__Dataset records__:
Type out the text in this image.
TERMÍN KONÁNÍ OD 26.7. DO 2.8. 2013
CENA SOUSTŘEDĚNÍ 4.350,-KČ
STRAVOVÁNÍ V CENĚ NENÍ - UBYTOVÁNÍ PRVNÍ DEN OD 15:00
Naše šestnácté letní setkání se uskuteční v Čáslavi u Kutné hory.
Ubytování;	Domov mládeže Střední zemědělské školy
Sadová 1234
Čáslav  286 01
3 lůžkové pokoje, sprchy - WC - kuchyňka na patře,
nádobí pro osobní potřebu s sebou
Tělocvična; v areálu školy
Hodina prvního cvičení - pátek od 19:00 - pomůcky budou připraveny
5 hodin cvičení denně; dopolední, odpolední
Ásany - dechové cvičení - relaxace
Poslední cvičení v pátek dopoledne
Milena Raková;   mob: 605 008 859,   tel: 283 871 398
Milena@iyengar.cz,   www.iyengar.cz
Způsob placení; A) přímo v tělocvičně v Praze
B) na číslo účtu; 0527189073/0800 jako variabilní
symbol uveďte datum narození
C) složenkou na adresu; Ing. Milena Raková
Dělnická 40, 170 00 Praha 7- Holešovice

__Problem details__:
Identify each line in the records above that contains the word "školy", and copy it out in full.

__Answer to this exercise__:
Ubytování;	Domov mládeže Střední zemědělské školy
Tělocvična; v areálu školy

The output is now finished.